AIM: State the number of lines that contain "phased", with no other text.

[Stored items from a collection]
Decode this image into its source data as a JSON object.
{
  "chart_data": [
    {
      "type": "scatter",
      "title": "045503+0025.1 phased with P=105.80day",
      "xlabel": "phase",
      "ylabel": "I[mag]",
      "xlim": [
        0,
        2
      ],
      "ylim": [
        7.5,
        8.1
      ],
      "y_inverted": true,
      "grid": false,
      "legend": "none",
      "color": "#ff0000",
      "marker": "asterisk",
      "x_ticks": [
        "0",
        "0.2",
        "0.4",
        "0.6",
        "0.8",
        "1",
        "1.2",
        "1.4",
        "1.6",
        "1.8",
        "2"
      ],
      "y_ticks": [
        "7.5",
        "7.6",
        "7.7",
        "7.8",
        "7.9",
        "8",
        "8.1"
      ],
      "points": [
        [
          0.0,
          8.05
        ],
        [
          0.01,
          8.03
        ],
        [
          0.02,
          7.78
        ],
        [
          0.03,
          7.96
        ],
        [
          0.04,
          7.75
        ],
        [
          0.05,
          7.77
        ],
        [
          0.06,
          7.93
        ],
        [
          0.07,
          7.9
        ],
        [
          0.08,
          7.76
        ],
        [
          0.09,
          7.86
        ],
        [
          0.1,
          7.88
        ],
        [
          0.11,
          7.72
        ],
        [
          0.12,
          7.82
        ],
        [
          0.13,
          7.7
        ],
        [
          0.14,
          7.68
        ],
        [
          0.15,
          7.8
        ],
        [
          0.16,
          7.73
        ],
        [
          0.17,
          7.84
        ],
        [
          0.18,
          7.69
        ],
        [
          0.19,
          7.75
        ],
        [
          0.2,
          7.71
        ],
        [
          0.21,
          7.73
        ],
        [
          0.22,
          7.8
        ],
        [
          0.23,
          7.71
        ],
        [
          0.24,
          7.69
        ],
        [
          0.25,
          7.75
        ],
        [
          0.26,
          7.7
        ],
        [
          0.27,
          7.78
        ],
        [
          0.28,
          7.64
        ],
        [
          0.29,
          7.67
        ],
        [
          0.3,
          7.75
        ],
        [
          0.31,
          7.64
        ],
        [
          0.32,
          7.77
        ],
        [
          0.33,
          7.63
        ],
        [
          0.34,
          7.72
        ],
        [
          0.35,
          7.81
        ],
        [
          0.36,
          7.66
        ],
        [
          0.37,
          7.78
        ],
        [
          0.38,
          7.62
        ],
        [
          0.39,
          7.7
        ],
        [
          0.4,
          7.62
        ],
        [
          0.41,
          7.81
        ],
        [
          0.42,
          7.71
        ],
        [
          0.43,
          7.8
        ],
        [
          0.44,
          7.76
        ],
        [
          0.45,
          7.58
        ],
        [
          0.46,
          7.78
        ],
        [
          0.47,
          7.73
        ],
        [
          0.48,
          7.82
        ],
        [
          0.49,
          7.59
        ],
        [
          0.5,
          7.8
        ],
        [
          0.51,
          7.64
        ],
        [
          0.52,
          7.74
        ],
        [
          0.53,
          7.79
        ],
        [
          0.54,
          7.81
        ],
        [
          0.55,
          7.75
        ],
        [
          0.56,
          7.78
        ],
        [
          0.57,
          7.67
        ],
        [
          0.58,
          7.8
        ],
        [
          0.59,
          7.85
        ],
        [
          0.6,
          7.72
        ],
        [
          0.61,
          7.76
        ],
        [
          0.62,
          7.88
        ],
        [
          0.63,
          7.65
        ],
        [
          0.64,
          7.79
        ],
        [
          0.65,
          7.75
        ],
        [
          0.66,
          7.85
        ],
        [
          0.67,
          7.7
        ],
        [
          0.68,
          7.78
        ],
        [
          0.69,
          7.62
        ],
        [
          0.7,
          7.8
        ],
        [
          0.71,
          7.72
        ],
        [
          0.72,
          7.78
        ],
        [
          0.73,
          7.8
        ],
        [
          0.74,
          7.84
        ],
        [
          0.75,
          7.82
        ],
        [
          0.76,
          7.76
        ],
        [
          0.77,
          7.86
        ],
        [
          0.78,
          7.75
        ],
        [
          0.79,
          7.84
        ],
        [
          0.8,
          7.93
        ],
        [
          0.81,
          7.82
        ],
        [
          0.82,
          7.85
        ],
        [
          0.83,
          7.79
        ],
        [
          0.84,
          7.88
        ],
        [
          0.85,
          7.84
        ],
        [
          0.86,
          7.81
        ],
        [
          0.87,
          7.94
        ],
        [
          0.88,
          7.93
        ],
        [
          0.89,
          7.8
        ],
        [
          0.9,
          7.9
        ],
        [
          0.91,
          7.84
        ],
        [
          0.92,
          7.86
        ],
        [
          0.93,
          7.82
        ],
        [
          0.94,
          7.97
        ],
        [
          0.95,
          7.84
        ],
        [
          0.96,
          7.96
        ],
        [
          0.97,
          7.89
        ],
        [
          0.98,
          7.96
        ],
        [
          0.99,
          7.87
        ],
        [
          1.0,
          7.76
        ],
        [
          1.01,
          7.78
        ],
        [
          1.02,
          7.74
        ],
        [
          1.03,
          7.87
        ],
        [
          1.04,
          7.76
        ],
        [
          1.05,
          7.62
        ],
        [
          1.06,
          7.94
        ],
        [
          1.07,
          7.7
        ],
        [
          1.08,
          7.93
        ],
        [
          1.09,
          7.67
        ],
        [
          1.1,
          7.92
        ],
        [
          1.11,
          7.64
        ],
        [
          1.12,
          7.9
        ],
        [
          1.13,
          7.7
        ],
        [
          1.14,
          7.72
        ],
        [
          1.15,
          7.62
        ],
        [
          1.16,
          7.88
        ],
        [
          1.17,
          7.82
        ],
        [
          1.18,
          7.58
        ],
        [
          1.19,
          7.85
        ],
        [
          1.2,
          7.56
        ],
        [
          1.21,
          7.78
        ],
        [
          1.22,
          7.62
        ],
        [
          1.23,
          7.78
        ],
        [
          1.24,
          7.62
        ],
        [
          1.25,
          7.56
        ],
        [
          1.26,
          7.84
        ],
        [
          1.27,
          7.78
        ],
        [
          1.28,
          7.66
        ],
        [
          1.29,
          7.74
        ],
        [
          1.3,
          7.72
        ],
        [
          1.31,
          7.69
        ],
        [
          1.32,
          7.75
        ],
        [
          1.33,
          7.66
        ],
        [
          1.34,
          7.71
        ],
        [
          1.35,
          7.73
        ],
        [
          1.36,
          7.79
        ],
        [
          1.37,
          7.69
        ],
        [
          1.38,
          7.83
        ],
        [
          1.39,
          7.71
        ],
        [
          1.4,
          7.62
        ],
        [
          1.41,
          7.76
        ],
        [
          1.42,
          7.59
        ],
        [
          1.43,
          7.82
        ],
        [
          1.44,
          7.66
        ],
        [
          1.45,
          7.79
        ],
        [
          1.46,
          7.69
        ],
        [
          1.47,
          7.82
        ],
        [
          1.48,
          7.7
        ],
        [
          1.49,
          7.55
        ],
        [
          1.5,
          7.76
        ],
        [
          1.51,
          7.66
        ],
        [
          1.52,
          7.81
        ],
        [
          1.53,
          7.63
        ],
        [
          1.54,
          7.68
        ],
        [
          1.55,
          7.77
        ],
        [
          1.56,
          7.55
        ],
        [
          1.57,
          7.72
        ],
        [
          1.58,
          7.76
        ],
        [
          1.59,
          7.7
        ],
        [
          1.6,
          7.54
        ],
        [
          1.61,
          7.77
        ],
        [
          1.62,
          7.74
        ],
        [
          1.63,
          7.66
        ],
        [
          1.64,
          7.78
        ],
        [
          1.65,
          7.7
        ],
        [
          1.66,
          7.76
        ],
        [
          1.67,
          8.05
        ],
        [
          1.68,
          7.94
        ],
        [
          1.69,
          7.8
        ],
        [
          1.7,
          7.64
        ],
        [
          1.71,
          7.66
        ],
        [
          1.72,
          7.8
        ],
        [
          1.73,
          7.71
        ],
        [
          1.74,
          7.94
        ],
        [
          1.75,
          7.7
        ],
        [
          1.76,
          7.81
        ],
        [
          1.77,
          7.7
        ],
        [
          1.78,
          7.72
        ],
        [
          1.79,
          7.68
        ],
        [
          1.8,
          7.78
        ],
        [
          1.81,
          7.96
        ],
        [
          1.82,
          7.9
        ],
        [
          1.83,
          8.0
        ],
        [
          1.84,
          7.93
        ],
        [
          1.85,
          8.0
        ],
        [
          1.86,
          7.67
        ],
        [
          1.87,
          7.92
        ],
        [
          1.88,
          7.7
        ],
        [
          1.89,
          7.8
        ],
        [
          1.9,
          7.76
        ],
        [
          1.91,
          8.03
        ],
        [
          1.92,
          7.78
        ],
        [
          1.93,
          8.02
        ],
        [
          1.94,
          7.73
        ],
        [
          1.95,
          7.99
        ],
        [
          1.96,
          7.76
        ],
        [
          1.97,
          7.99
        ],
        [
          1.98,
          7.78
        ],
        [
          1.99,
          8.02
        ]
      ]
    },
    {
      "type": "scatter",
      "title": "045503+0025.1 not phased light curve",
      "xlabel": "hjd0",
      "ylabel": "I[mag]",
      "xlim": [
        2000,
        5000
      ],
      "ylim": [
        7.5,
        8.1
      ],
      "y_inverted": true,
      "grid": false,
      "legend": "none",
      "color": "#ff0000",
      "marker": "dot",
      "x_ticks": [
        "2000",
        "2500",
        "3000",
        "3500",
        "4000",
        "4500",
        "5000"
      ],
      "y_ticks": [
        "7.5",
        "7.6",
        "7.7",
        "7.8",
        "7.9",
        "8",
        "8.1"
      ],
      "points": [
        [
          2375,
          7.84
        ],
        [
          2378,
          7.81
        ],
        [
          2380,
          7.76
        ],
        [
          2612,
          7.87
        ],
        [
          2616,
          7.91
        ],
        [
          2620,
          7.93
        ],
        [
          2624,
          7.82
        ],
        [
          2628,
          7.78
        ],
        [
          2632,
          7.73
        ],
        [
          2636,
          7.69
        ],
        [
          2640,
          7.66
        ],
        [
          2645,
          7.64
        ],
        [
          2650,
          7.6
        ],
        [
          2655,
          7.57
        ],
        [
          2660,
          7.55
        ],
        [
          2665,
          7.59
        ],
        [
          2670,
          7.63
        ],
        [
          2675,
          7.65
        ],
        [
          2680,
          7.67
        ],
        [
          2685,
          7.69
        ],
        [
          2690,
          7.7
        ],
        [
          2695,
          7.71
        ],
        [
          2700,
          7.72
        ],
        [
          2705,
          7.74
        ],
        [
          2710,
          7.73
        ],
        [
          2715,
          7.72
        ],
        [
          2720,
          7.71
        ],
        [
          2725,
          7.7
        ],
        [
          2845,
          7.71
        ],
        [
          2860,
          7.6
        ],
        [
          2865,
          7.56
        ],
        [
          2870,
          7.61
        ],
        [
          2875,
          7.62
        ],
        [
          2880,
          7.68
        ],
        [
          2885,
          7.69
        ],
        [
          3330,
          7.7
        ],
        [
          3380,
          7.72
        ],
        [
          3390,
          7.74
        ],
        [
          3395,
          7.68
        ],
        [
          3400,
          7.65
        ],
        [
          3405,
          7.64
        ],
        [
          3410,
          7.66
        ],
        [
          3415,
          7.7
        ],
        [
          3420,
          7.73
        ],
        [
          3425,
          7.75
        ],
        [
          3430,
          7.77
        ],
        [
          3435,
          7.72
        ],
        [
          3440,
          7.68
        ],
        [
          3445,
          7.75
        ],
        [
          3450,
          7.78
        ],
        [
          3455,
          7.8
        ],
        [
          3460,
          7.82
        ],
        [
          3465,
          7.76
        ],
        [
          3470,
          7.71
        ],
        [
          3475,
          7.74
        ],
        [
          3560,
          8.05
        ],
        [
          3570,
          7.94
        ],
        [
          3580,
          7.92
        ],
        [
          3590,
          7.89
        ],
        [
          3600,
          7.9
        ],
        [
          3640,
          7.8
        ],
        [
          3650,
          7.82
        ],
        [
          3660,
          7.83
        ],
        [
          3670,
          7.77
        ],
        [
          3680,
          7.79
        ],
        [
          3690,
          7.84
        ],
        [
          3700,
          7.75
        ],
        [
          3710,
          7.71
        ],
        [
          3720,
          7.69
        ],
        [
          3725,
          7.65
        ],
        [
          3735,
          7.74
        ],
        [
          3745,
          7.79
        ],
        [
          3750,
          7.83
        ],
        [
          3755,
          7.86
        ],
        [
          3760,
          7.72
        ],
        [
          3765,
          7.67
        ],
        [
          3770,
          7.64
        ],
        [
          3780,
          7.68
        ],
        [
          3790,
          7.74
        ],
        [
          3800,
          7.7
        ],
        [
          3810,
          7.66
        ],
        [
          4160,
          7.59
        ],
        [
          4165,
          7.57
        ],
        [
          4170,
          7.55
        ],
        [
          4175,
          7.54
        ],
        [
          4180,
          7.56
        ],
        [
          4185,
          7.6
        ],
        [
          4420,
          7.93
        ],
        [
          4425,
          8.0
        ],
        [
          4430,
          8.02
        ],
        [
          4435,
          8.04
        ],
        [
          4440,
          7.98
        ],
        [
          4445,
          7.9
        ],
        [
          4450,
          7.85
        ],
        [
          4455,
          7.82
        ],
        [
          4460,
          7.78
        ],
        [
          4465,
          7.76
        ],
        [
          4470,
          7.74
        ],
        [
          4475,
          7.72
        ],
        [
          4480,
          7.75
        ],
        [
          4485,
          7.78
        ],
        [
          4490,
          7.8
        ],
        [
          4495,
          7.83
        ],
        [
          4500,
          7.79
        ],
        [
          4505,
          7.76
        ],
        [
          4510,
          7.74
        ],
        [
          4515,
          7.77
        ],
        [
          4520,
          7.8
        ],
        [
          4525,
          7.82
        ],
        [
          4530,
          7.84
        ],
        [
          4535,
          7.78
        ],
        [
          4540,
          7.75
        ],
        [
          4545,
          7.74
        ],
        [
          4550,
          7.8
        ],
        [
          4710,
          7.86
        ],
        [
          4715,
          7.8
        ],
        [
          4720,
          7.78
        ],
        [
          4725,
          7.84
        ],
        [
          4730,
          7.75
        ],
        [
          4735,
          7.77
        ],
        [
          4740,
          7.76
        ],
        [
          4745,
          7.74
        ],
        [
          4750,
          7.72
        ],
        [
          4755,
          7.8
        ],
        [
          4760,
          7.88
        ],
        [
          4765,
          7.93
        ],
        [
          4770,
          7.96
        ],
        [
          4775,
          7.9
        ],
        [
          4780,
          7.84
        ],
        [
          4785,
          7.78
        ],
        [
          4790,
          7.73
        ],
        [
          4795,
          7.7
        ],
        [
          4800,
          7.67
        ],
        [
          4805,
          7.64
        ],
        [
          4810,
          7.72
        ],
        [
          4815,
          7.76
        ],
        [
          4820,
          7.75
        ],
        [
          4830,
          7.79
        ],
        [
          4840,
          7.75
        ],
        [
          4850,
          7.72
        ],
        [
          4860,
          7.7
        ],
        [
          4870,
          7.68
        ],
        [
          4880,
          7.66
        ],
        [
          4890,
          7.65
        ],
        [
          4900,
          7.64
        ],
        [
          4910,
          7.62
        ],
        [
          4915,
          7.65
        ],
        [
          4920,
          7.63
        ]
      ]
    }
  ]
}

THE ANSWER: 2